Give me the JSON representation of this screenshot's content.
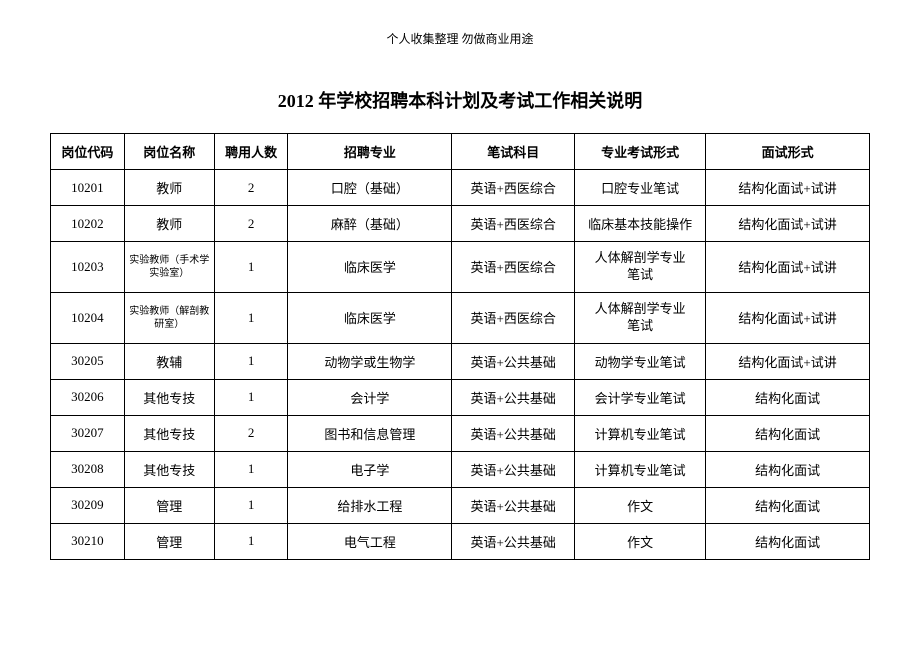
{
  "header_note": "个人收集整理  勿做商业用途",
  "title": "2012 年学校招聘本科计划及考试工作相关说明",
  "table": {
    "columns": [
      "岗位代码",
      "岗位名称",
      "聘用人数",
      "招聘专业",
      "笔试科目",
      "专业考试形式",
      "面试形式"
    ],
    "rows": [
      {
        "code": "10201",
        "name": "教师",
        "name_small": false,
        "count": "2",
        "major": "口腔（基础）",
        "written": "英语+西医综合",
        "pro": "口腔专业笔试",
        "pro_two": false,
        "interview": "结构化面试+试讲"
      },
      {
        "code": "10202",
        "name": "教师",
        "name_small": false,
        "count": "2",
        "major": "麻醉（基础）",
        "written": "英语+西医综合",
        "pro": "临床基本技能操作",
        "pro_two": false,
        "interview": "结构化面试+试讲"
      },
      {
        "code": "10203",
        "name": "实验教师（手术学实验室）",
        "name_small": true,
        "count": "1",
        "major": "临床医学",
        "written": "英语+西医综合",
        "pro": "人体解剖学专业笔试",
        "pro_two": true,
        "interview": "结构化面试+试讲"
      },
      {
        "code": "10204",
        "name": "实验教师（解剖教研室）",
        "name_small": true,
        "count": "1",
        "major": "临床医学",
        "written": "英语+西医综合",
        "pro": "人体解剖学专业笔试",
        "pro_two": true,
        "interview": "结构化面试+试讲"
      },
      {
        "code": "30205",
        "name": "教辅",
        "name_small": false,
        "count": "1",
        "major": "动物学或生物学",
        "written": "英语+公共基础",
        "pro": "动物学专业笔试",
        "pro_two": false,
        "interview": "结构化面试+试讲"
      },
      {
        "code": "30206",
        "name": "其他专技",
        "name_small": false,
        "count": "1",
        "major": "会计学",
        "written": "英语+公共基础",
        "pro": "会计学专业笔试",
        "pro_two": false,
        "interview": "结构化面试"
      },
      {
        "code": "30207",
        "name": "其他专技",
        "name_small": false,
        "count": "2",
        "major": "图书和信息管理",
        "written": "英语+公共基础",
        "pro": "计算机专业笔试",
        "pro_two": false,
        "interview": "结构化面试"
      },
      {
        "code": "30208",
        "name": "其他专技",
        "name_small": false,
        "count": "1",
        "major": "电子学",
        "written": "英语+公共基础",
        "pro": "计算机专业笔试",
        "pro_two": false,
        "interview": "结构化面试"
      },
      {
        "code": "30209",
        "name": "管理",
        "name_small": false,
        "count": "1",
        "major": "给排水工程",
        "written": "英语+公共基础",
        "pro": "作文",
        "pro_two": false,
        "interview": "结构化面试"
      },
      {
        "code": "30210",
        "name": "管理",
        "name_small": false,
        "count": "1",
        "major": "电气工程",
        "written": "英语+公共基础",
        "pro": "作文",
        "pro_two": false,
        "interview": "结构化面试"
      }
    ]
  }
}
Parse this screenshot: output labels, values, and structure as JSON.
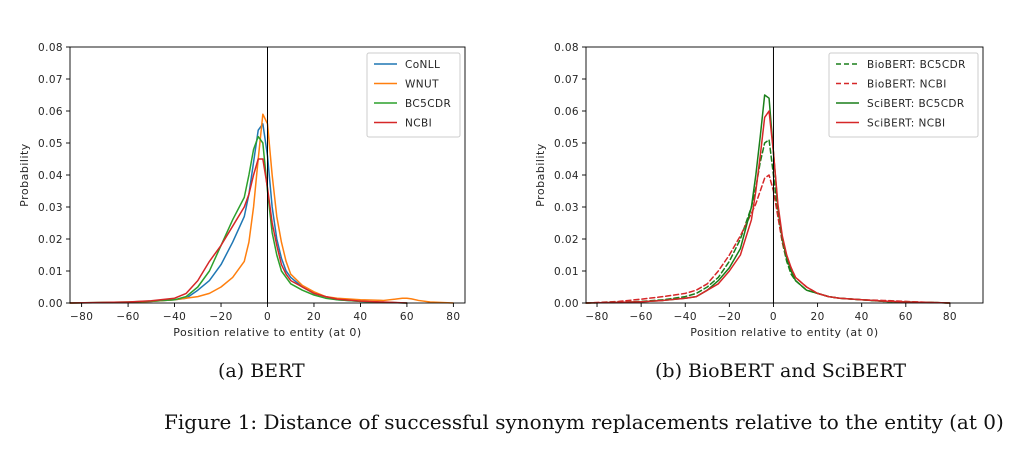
{
  "figure_caption": "Figure 1: Distance of successful synonym replacements relative to the entity (at 0)",
  "chart_data": [
    {
      "type": "line",
      "subtitle": "(a) BERT",
      "xlabel": "Position relative to entity (at 0)",
      "ylabel": "Probability",
      "xlim": [
        -85,
        85
      ],
      "ylim": [
        0,
        0.08
      ],
      "xticks": [
        -80,
        -60,
        -40,
        -20,
        0,
        20,
        40,
        60,
        80
      ],
      "xtick_labels": [
        "−80",
        "−60",
        "−40",
        "−20",
        "0",
        "20",
        "40",
        "60",
        "80"
      ],
      "yticks": [
        0,
        0.01,
        0.02,
        0.03,
        0.04,
        0.05,
        0.06,
        0.07,
        0.08
      ],
      "ytick_labels": [
        "0.00",
        "0.01",
        "0.02",
        "0.03",
        "0.04",
        "0.05",
        "0.06",
        "0.07",
        "0.08"
      ],
      "vline_x": 0,
      "grid": false,
      "legend_position": "top-right",
      "series": [
        {
          "name": "CoNLL",
          "color": "#1f77b4",
          "dashed": false,
          "x": [
            -85,
            -60,
            -50,
            -40,
            -35,
            -30,
            -25,
            -20,
            -15,
            -10,
            -8,
            -6,
            -4,
            -2,
            0,
            2,
            4,
            6,
            8,
            10,
            15,
            20,
            25,
            30,
            40,
            50,
            60
          ],
          "y": [
            0,
            0.0002,
            0.0005,
            0.001,
            0.0015,
            0.004,
            0.007,
            0.012,
            0.019,
            0.027,
            0.034,
            0.044,
            0.054,
            0.056,
            0.046,
            0.03,
            0.02,
            0.014,
            0.01,
            0.008,
            0.005,
            0.003,
            0.002,
            0.001,
            0.0005,
            0.0002,
            0
          ]
        },
        {
          "name": "WNUT",
          "color": "#ff7f0e",
          "dashed": false,
          "x": [
            -85,
            -60,
            -50,
            -40,
            -30,
            -25,
            -20,
            -15,
            -10,
            -8,
            -6,
            -4,
            -2,
            0,
            2,
            4,
            6,
            8,
            10,
            15,
            20,
            25,
            30,
            40,
            50,
            55,
            58,
            60,
            62,
            65,
            70,
            80
          ],
          "y": [
            0,
            0.0002,
            0.0005,
            0.001,
            0.002,
            0.003,
            0.005,
            0.008,
            0.013,
            0.019,
            0.03,
            0.045,
            0.059,
            0.056,
            0.04,
            0.027,
            0.019,
            0.013,
            0.009,
            0.0055,
            0.0035,
            0.002,
            0.0015,
            0.001,
            0.0008,
            0.0012,
            0.0015,
            0.0015,
            0.0013,
            0.0008,
            0.0003,
            0
          ]
        },
        {
          "name": "BC5CDR",
          "color": "#2ca02c",
          "dashed": false,
          "x": [
            -85,
            -60,
            -50,
            -40,
            -35,
            -30,
            -25,
            -20,
            -15,
            -10,
            -8,
            -6,
            -4,
            -2,
            0,
            2,
            4,
            6,
            8,
            10,
            15,
            20,
            25,
            30,
            40,
            50,
            60
          ],
          "y": [
            0,
            0.0003,
            0.0006,
            0.001,
            0.002,
            0.005,
            0.01,
            0.018,
            0.026,
            0.033,
            0.04,
            0.048,
            0.052,
            0.05,
            0.035,
            0.022,
            0.015,
            0.01,
            0.008,
            0.006,
            0.004,
            0.0025,
            0.0015,
            0.001,
            0.0005,
            0.0002,
            0
          ]
        },
        {
          "name": "NCBI",
          "color": "#d62728",
          "dashed": false,
          "x": [
            -85,
            -60,
            -50,
            -40,
            -35,
            -30,
            -25,
            -20,
            -15,
            -10,
            -8,
            -6,
            -4,
            -2,
            0,
            2,
            4,
            6,
            8,
            10,
            15,
            20,
            25,
            30,
            40,
            50,
            60
          ],
          "y": [
            0,
            0.0003,
            0.0007,
            0.0015,
            0.003,
            0.007,
            0.013,
            0.018,
            0.024,
            0.03,
            0.034,
            0.04,
            0.045,
            0.045,
            0.036,
            0.025,
            0.018,
            0.012,
            0.009,
            0.007,
            0.005,
            0.003,
            0.002,
            0.0012,
            0.0006,
            0.0003,
            0
          ]
        }
      ]
    },
    {
      "type": "line",
      "subtitle": "(b) BioBERT and SciBERT",
      "xlabel": "Position relative to entity (at 0)",
      "ylabel": "Probability",
      "xlim": [
        -85,
        95
      ],
      "ylim": [
        0,
        0.08
      ],
      "xticks": [
        -80,
        -60,
        -40,
        -20,
        0,
        20,
        40,
        60,
        80
      ],
      "xtick_labels": [
        "−80",
        "−60",
        "−40",
        "−20",
        "0",
        "20",
        "40",
        "60",
        "80"
      ],
      "yticks": [
        0,
        0.01,
        0.02,
        0.03,
        0.04,
        0.05,
        0.06,
        0.07,
        0.08
      ],
      "ytick_labels": [
        "0.00",
        "0.01",
        "0.02",
        "0.03",
        "0.04",
        "0.05",
        "0.06",
        "0.07",
        "0.08"
      ],
      "vline_x": 0,
      "grid": false,
      "legend_position": "top-right",
      "series": [
        {
          "name": "BioBERT: BC5CDR",
          "color": "#1a7f1a",
          "dashed": true,
          "x": [
            -85,
            -70,
            -60,
            -50,
            -40,
            -35,
            -30,
            -25,
            -20,
            -15,
            -10,
            -8,
            -6,
            -4,
            -2,
            0,
            2,
            4,
            6,
            8,
            10,
            15,
            20,
            25,
            30,
            40,
            50,
            60,
            70,
            80
          ],
          "y": [
            0,
            0.0002,
            0.0005,
            0.001,
            0.002,
            0.003,
            0.005,
            0.008,
            0.013,
            0.02,
            0.03,
            0.036,
            0.044,
            0.05,
            0.051,
            0.04,
            0.028,
            0.019,
            0.013,
            0.009,
            0.007,
            0.004,
            0.003,
            0.002,
            0.0015,
            0.001,
            0.0005,
            0.0003,
            0.0002,
            0
          ]
        },
        {
          "name": "BioBERT: NCBI",
          "color": "#d62728",
          "dashed": true,
          "x": [
            -85,
            -70,
            -60,
            -50,
            -40,
            -35,
            -30,
            -25,
            -20,
            -15,
            -10,
            -8,
            -6,
            -4,
            -2,
            0,
            2,
            4,
            6,
            8,
            10,
            15,
            20,
            25,
            30,
            40,
            50,
            60,
            70,
            80
          ],
          "y": [
            0,
            0.0005,
            0.0012,
            0.002,
            0.003,
            0.004,
            0.006,
            0.01,
            0.015,
            0.021,
            0.028,
            0.031,
            0.035,
            0.039,
            0.04,
            0.035,
            0.027,
            0.019,
            0.014,
            0.011,
            0.008,
            0.005,
            0.003,
            0.002,
            0.0015,
            0.001,
            0.0008,
            0.0005,
            0.0002,
            0
          ]
        },
        {
          "name": "SciBERT: BC5CDR",
          "color": "#1a7f1a",
          "dashed": false,
          "x": [
            -85,
            -70,
            -60,
            -50,
            -40,
            -35,
            -30,
            -25,
            -20,
            -15,
            -10,
            -8,
            -6,
            -4,
            -2,
            0,
            2,
            4,
            6,
            8,
            10,
            15,
            20,
            25,
            30,
            40,
            50,
            60,
            70,
            80
          ],
          "y": [
            0,
            0.0002,
            0.0004,
            0.0008,
            0.0015,
            0.002,
            0.004,
            0.007,
            0.011,
            0.017,
            0.03,
            0.04,
            0.052,
            0.065,
            0.064,
            0.047,
            0.03,
            0.02,
            0.014,
            0.01,
            0.007,
            0.004,
            0.003,
            0.002,
            0.0015,
            0.001,
            0.0005,
            0.0003,
            0.0002,
            0
          ]
        },
        {
          "name": "SciBERT: NCBI",
          "color": "#d62728",
          "dashed": false,
          "x": [
            -85,
            -70,
            -60,
            -50,
            -40,
            -35,
            -30,
            -25,
            -20,
            -15,
            -10,
            -8,
            -6,
            -4,
            -2,
            0,
            2,
            4,
            6,
            8,
            10,
            15,
            20,
            25,
            30,
            40,
            50,
            60,
            70,
            80
          ],
          "y": [
            0,
            0.0002,
            0.0004,
            0.0008,
            0.0015,
            0.002,
            0.004,
            0.006,
            0.01,
            0.015,
            0.026,
            0.035,
            0.046,
            0.058,
            0.06,
            0.047,
            0.031,
            0.021,
            0.015,
            0.011,
            0.008,
            0.005,
            0.003,
            0.002,
            0.0015,
            0.001,
            0.0006,
            0.0003,
            0.0002,
            0
          ]
        }
      ]
    }
  ]
}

What is expected: Using the records above, find and show each line with the string "SciBERT".

Right answer:
      "subtitle": "(b) BioBERT and SciBERT",
          "name": "SciBERT: BC5CDR",
          "name": "SciBERT: NCBI",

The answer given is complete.